- _Prompt_: Report only how many lines hold the word "text".

- _The data_:

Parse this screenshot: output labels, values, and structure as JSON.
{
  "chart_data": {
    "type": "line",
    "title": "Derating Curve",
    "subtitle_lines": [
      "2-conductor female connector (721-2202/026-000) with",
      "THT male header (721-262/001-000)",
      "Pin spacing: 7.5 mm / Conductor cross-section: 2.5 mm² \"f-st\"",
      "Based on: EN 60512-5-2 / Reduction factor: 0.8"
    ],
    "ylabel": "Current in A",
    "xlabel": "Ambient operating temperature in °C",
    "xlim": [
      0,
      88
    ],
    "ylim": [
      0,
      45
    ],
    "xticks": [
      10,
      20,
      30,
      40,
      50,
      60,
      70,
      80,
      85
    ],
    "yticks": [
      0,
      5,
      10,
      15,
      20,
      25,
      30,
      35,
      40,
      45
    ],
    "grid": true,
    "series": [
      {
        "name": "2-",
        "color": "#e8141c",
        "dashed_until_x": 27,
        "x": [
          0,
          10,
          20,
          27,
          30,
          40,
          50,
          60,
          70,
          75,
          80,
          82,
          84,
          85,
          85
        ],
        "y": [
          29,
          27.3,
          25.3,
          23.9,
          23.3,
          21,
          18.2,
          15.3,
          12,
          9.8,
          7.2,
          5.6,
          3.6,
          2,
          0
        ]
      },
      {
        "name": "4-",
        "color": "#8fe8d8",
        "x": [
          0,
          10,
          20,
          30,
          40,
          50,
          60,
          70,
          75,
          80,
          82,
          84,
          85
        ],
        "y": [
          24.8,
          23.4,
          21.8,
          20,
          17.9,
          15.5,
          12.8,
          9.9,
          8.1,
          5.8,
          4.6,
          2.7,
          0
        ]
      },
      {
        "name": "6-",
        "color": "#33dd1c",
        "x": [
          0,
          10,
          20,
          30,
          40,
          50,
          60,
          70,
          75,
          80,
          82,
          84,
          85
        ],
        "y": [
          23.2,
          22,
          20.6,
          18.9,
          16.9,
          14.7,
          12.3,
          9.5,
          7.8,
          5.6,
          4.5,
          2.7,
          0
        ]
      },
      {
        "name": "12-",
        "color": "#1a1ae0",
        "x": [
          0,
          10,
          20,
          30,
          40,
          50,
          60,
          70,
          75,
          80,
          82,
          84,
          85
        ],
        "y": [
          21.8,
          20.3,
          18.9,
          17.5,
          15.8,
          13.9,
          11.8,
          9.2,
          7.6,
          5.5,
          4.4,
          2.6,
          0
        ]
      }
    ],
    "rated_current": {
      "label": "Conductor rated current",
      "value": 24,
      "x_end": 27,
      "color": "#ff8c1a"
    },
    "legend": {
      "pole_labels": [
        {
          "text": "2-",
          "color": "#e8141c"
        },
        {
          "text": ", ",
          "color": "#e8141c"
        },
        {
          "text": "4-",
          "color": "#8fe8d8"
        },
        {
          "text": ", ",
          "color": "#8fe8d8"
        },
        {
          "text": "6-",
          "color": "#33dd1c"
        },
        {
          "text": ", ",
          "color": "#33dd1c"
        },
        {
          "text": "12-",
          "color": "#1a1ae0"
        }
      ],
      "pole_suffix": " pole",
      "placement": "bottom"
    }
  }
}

- _Reply_: 7